Figure data in JSON
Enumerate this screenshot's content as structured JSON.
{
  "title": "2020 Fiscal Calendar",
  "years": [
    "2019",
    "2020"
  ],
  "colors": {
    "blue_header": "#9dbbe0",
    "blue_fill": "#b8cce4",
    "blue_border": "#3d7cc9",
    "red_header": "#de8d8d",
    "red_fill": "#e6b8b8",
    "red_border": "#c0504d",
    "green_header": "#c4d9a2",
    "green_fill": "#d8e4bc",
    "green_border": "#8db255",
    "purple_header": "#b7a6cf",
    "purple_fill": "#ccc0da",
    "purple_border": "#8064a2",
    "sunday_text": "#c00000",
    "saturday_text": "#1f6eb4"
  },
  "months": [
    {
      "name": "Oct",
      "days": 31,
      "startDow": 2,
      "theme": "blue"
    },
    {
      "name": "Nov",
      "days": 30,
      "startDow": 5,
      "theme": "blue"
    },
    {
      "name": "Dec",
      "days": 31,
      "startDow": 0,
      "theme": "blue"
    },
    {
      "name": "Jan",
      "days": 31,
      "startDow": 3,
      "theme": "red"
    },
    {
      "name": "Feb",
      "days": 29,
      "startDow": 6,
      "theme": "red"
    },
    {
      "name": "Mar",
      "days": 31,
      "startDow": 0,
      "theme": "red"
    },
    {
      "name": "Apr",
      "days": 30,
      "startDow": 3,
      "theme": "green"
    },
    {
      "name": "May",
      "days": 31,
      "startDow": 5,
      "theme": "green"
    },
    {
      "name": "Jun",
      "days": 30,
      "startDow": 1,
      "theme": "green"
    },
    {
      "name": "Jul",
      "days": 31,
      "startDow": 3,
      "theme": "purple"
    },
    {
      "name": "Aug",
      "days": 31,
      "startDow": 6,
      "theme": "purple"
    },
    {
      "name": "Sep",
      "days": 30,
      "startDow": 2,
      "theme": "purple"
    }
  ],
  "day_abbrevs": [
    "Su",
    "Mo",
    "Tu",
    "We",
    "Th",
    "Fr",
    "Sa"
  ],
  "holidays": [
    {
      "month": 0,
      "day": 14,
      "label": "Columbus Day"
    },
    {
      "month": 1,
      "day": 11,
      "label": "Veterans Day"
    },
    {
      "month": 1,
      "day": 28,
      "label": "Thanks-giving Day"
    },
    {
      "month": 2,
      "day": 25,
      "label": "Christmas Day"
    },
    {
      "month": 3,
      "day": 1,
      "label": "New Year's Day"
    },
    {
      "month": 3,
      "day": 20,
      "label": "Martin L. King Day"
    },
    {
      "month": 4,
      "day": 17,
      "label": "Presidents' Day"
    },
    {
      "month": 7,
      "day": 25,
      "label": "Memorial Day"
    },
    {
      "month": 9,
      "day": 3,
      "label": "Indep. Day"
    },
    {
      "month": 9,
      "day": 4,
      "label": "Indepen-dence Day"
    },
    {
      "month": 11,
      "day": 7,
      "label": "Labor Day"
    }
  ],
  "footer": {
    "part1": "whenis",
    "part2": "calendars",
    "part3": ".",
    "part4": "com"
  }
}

# Exercise goal
Return all the data above once more, precisely as given.

# Solution
Enumerate this screenshot's content as structured JSON.
{
  "title": "2020 Fiscal Calendar",
  "years": [
    "2019",
    "2020"
  ],
  "colors": {
    "blue_header": "#9dbbe0",
    "blue_fill": "#b8cce4",
    "blue_border": "#3d7cc9",
    "red_header": "#de8d8d",
    "red_fill": "#e6b8b8",
    "red_border": "#c0504d",
    "green_header": "#c4d9a2",
    "green_fill": "#d8e4bc",
    "green_border": "#8db255",
    "purple_header": "#b7a6cf",
    "purple_fill": "#ccc0da",
    "purple_border": "#8064a2",
    "sunday_text": "#c00000",
    "saturday_text": "#1f6eb4"
  },
  "months": [
    {
      "name": "Oct",
      "days": 31,
      "startDow": 2,
      "theme": "blue"
    },
    {
      "name": "Nov",
      "days": 30,
      "startDow": 5,
      "theme": "blue"
    },
    {
      "name": "Dec",
      "days": 31,
      "startDow": 0,
      "theme": "blue"
    },
    {
      "name": "Jan",
      "days": 31,
      "startDow": 3,
      "theme": "red"
    },
    {
      "name": "Feb",
      "days": 29,
      "startDow": 6,
      "theme": "red"
    },
    {
      "name": "Mar",
      "days": 31,
      "startDow": 0,
      "theme": "red"
    },
    {
      "name": "Apr",
      "days": 30,
      "startDow": 3,
      "theme": "green"
    },
    {
      "name": "May",
      "days": 31,
      "startDow": 5,
      "theme": "green"
    },
    {
      "name": "Jun",
      "days": 30,
      "startDow": 1,
      "theme": "green"
    },
    {
      "name": "Jul",
      "days": 31,
      "startDow": 3,
      "theme": "purple"
    },
    {
      "name": "Aug",
      "days": 31,
      "startDow": 6,
      "theme": "purple"
    },
    {
      "name": "Sep",
      "days": 30,
      "startDow": 2,
      "theme": "purple"
    }
  ],
  "day_abbrevs": [
    "Su",
    "Mo",
    "Tu",
    "We",
    "Th",
    "Fr",
    "Sa"
  ],
  "holidays": [
    {
      "month": 0,
      "day": 14,
      "label": "Columbus Day"
    },
    {
      "month": 1,
      "day": 11,
      "label": "Veterans Day"
    },
    {
      "month": 1,
      "day": 28,
      "label": "Thanks-giving Day"
    },
    {
      "month": 2,
      "day": 25,
      "label": "Christmas Day"
    },
    {
      "month": 3,
      "day": 1,
      "label": "New Year's Day"
    },
    {
      "month": 3,
      "day": 20,
      "label": "Martin L. King Day"
    },
    {
      "month": 4,
      "day": 17,
      "label": "Presidents' Day"
    },
    {
      "month": 7,
      "day": 25,
      "label": "Memorial Day"
    },
    {
      "month": 9,
      "day": 3,
      "label": "Indep. Day"
    },
    {
      "month": 9,
      "day": 4,
      "label": "Indepen-dence Day"
    },
    {
      "month": 11,
      "day": 7,
      "label": "Labor Day"
    }
  ],
  "footer": {
    "part1": "whenis",
    "part2": "calendars",
    "part3": ".",
    "part4": "com"
  }
}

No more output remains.